## Exercise brief:
Wherever the word "Acid" turns up in a line of the entries, copy that line.

Figure content listings
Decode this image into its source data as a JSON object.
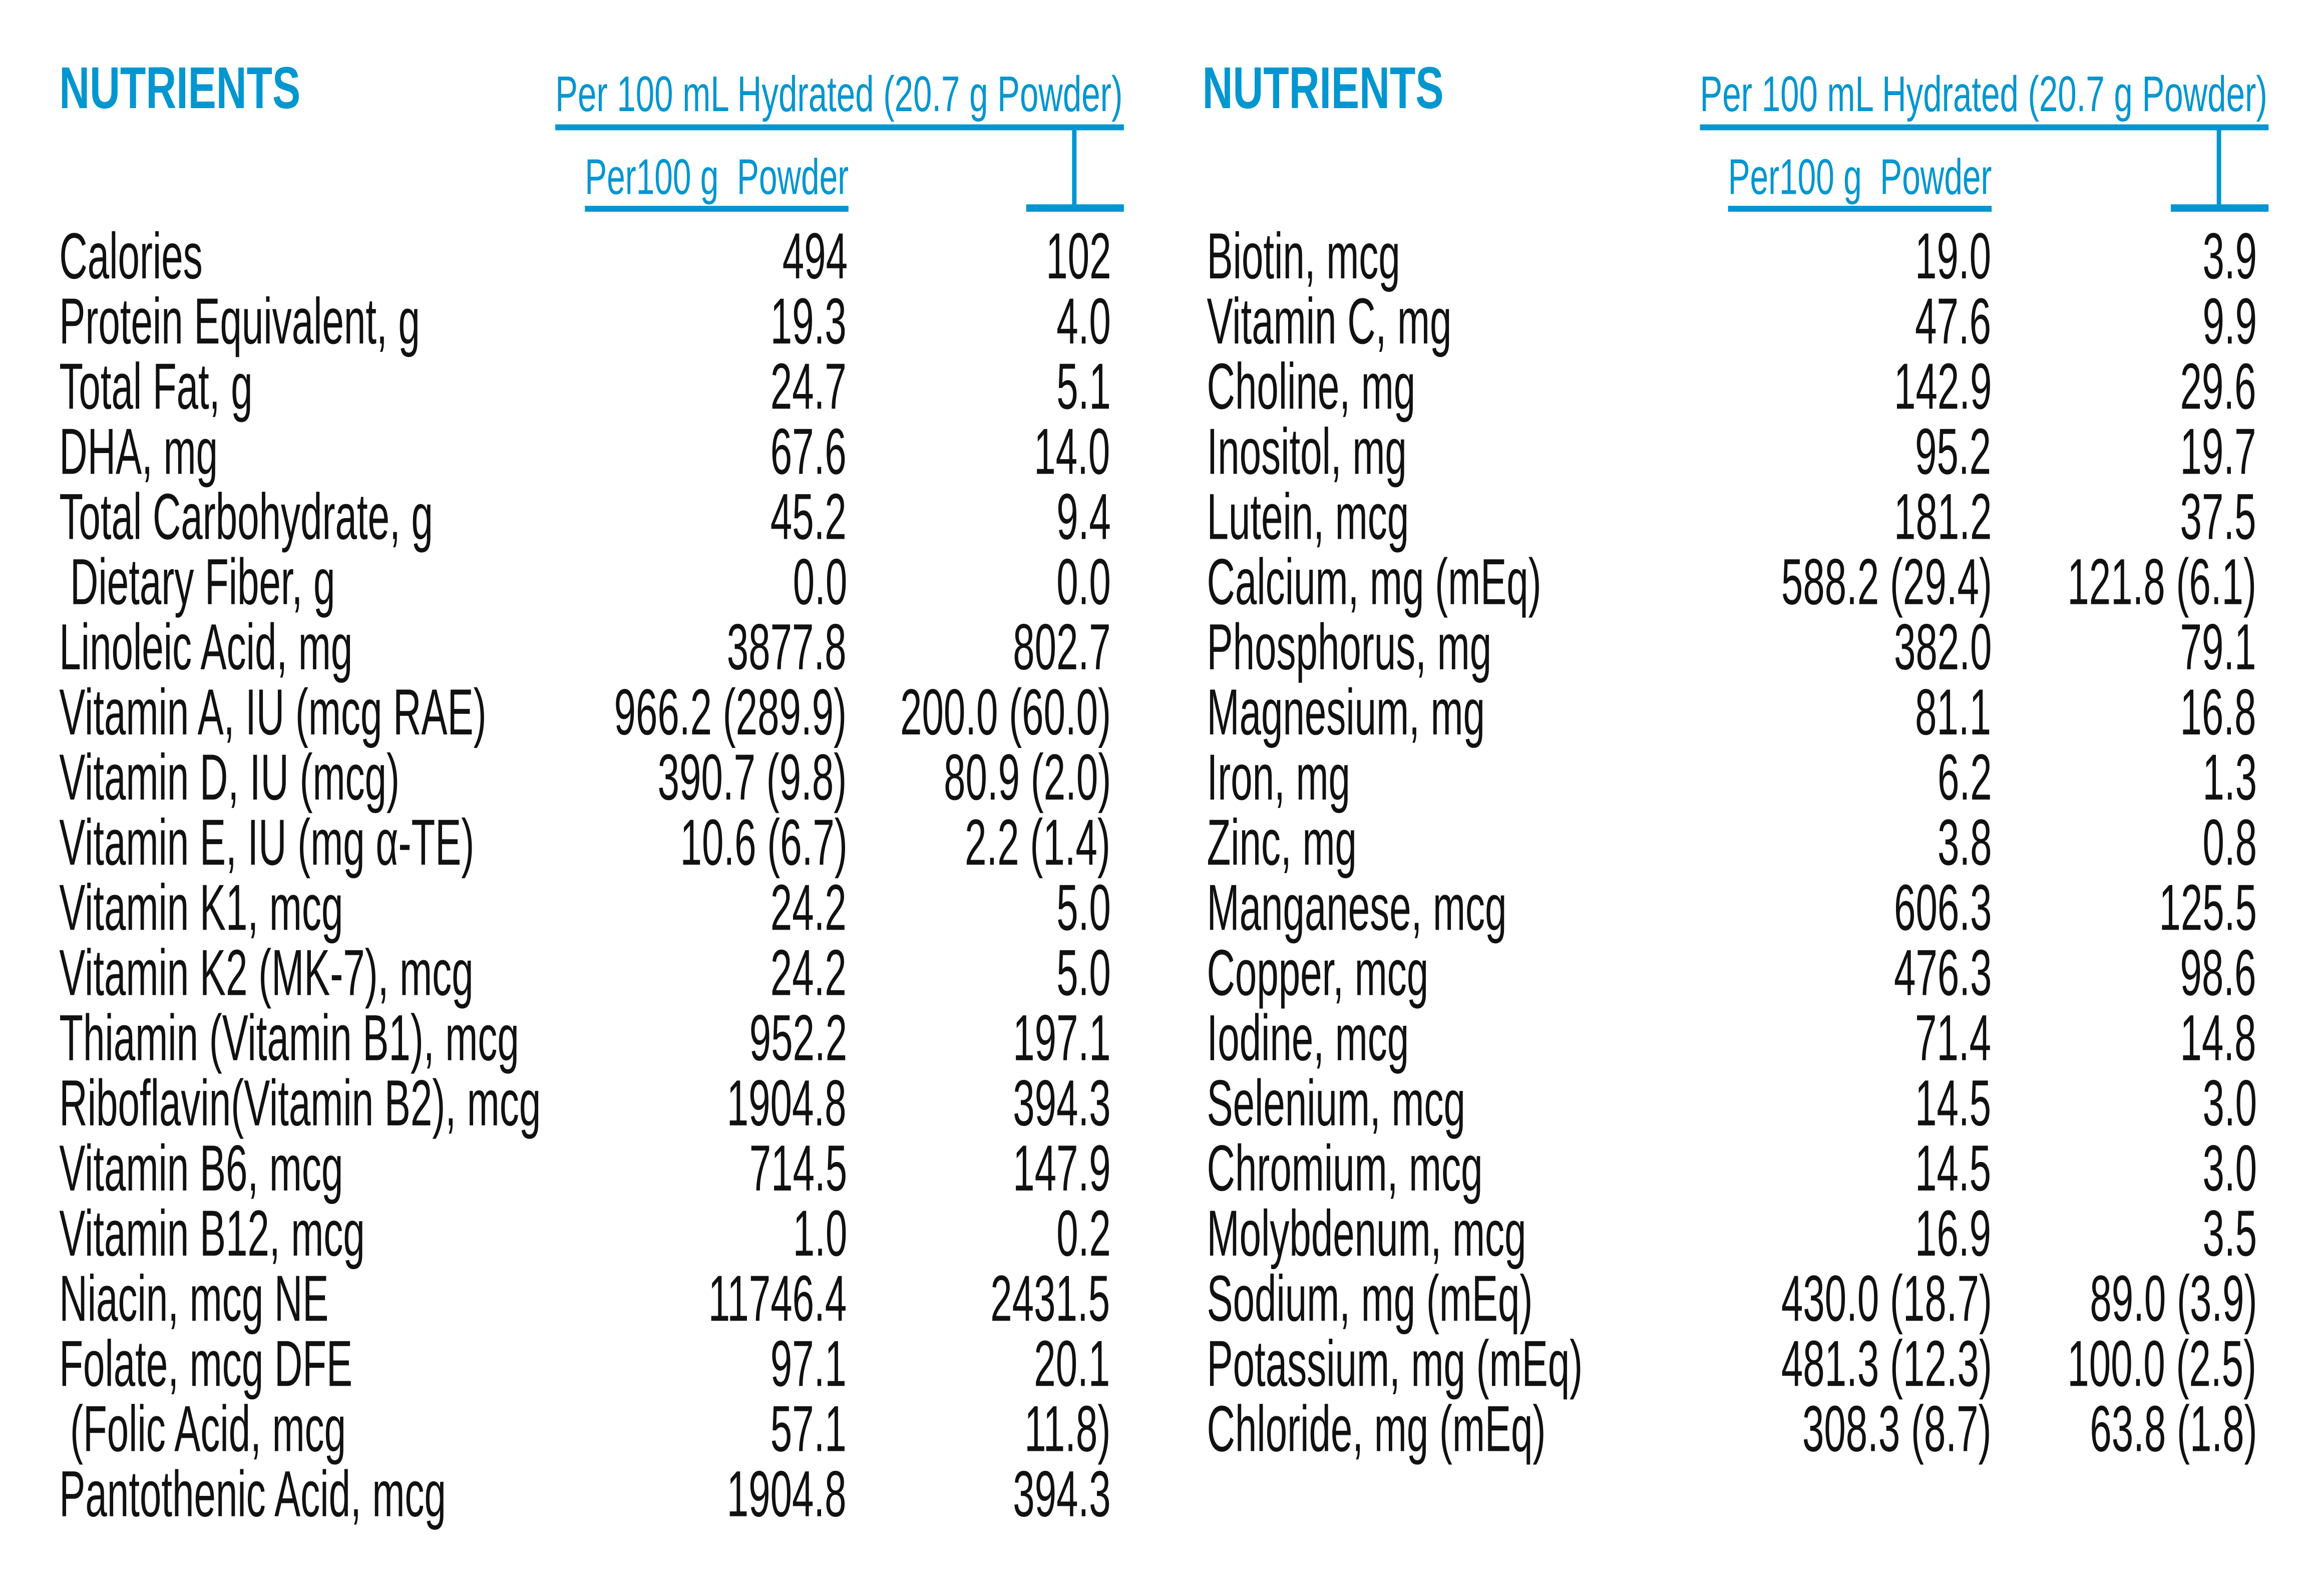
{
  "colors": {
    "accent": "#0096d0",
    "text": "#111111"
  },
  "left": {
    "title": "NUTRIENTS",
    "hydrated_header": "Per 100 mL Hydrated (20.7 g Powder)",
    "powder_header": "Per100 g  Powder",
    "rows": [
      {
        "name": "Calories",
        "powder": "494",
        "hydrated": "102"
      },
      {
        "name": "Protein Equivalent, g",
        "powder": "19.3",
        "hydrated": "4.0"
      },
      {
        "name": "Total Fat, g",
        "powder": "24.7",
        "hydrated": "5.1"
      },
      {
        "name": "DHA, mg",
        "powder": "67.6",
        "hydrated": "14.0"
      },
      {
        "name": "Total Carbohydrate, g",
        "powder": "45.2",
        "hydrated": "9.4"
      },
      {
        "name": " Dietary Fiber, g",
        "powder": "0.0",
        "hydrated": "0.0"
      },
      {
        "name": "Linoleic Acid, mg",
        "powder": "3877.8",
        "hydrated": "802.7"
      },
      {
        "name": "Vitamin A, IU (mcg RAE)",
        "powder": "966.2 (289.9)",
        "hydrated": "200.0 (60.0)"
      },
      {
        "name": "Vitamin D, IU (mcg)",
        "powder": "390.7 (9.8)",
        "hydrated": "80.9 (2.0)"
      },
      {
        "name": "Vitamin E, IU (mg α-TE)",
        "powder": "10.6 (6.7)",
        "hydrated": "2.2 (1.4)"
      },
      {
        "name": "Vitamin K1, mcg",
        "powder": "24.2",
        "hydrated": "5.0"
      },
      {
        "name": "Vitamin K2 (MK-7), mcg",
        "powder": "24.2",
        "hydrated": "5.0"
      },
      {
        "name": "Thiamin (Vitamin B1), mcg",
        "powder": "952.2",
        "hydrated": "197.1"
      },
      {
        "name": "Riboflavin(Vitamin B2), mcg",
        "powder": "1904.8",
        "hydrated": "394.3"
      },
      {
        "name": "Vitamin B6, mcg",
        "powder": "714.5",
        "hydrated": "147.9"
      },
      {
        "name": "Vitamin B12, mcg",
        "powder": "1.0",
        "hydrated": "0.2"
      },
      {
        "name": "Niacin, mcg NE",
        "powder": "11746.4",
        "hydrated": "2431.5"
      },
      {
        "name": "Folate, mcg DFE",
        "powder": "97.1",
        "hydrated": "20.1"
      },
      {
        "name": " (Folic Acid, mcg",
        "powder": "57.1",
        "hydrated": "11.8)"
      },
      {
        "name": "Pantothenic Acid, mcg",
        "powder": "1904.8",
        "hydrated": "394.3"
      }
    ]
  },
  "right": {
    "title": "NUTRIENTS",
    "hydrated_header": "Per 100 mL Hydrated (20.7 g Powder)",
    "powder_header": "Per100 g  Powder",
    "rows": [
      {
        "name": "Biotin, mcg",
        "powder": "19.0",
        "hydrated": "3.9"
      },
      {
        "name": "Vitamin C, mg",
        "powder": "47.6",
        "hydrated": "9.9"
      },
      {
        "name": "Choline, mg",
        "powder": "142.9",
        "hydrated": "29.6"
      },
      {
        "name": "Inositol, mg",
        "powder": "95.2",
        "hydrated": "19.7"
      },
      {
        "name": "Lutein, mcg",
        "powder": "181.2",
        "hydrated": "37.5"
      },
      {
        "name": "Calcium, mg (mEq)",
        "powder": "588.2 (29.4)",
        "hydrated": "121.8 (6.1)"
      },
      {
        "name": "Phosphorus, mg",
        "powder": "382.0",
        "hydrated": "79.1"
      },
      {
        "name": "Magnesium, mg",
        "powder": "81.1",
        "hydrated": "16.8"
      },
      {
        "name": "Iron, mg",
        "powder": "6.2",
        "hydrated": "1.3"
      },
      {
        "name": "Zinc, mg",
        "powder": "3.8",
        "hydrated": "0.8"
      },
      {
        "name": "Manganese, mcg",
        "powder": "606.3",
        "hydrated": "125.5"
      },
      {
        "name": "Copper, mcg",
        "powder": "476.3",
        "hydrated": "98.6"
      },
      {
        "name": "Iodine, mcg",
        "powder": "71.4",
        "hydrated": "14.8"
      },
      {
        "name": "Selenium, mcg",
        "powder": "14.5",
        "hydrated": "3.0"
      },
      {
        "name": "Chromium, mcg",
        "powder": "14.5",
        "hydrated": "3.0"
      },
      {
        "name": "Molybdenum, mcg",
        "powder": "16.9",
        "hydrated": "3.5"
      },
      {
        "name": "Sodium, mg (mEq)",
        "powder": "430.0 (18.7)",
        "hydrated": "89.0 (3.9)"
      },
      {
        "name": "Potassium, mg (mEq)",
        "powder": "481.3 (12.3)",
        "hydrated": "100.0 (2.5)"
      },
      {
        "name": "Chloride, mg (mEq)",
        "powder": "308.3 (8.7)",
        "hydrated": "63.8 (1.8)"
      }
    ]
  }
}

--

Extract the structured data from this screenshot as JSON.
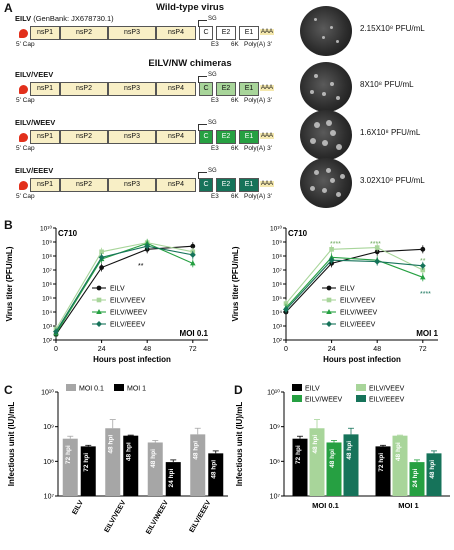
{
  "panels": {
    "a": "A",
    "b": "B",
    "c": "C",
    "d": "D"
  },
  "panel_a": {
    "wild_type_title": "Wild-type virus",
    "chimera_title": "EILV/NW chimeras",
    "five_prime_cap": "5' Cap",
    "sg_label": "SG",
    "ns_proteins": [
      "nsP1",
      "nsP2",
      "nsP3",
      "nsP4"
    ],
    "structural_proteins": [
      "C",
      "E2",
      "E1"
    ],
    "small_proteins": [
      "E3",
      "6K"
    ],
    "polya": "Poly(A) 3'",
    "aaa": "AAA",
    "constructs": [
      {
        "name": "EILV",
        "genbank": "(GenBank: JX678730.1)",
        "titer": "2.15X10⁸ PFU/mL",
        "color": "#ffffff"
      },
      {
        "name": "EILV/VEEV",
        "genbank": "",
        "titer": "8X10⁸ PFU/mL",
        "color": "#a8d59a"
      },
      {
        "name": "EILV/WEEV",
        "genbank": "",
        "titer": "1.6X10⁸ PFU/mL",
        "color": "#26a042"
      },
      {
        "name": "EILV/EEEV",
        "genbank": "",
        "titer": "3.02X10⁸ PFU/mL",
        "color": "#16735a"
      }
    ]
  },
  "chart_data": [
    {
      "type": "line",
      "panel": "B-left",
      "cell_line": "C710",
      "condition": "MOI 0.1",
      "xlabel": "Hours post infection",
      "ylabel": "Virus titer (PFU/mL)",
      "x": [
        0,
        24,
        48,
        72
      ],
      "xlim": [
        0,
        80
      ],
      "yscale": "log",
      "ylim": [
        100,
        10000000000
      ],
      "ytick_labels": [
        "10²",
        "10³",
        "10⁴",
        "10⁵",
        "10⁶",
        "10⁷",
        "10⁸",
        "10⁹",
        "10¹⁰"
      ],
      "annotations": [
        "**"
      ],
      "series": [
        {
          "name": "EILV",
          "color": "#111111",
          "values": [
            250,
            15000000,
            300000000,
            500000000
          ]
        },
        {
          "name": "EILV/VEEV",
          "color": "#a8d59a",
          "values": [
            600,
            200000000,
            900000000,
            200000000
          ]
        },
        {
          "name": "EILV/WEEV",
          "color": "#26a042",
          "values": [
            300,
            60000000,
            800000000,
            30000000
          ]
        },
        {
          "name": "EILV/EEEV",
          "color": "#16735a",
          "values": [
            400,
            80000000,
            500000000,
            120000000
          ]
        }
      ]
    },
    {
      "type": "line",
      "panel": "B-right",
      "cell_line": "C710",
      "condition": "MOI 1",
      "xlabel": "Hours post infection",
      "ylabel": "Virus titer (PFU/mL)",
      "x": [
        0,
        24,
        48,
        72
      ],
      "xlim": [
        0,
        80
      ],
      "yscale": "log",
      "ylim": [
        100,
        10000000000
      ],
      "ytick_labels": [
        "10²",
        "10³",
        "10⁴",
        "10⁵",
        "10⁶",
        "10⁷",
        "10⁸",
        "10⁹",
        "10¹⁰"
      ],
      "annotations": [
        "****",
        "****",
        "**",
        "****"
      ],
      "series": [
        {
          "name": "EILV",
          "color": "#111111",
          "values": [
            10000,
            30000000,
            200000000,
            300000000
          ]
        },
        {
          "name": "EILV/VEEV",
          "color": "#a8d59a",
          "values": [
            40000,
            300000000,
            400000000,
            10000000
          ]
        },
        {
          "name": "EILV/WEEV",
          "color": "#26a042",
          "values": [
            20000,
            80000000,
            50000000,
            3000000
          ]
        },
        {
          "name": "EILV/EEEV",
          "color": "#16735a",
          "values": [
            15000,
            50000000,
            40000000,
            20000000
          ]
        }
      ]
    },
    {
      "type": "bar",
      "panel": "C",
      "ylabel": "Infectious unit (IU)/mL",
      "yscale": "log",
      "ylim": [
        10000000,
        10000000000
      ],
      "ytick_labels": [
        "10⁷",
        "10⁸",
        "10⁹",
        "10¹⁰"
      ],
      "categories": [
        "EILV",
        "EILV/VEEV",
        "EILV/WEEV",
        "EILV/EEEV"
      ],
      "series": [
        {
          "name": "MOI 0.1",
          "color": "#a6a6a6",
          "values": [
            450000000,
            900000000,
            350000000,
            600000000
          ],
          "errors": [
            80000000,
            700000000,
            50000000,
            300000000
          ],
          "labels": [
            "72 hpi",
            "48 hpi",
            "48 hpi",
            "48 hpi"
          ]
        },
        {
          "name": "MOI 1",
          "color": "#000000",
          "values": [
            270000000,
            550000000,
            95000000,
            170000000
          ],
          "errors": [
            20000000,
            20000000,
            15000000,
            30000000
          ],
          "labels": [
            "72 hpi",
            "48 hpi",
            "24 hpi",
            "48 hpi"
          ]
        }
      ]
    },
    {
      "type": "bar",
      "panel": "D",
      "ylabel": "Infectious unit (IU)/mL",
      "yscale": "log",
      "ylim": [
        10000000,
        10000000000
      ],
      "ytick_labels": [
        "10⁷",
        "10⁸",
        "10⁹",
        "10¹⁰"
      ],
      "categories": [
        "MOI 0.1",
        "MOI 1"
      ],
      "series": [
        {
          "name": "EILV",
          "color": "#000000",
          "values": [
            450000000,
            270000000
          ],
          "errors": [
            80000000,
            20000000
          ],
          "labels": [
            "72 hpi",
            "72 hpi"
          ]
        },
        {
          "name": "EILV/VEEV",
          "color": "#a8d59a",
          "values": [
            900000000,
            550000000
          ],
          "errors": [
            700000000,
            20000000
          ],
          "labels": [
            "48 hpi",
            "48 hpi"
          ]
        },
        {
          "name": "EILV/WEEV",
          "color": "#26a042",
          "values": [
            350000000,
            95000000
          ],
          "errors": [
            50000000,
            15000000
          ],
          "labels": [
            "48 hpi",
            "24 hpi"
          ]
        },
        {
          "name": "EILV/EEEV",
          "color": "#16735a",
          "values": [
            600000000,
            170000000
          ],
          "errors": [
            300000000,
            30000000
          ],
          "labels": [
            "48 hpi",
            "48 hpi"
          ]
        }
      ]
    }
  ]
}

## Result:
        "name": "Linoleic Acid, mg",
        "name": " (Folic Acid, mcg",
        "name": "Pantothenic Acid, mcg",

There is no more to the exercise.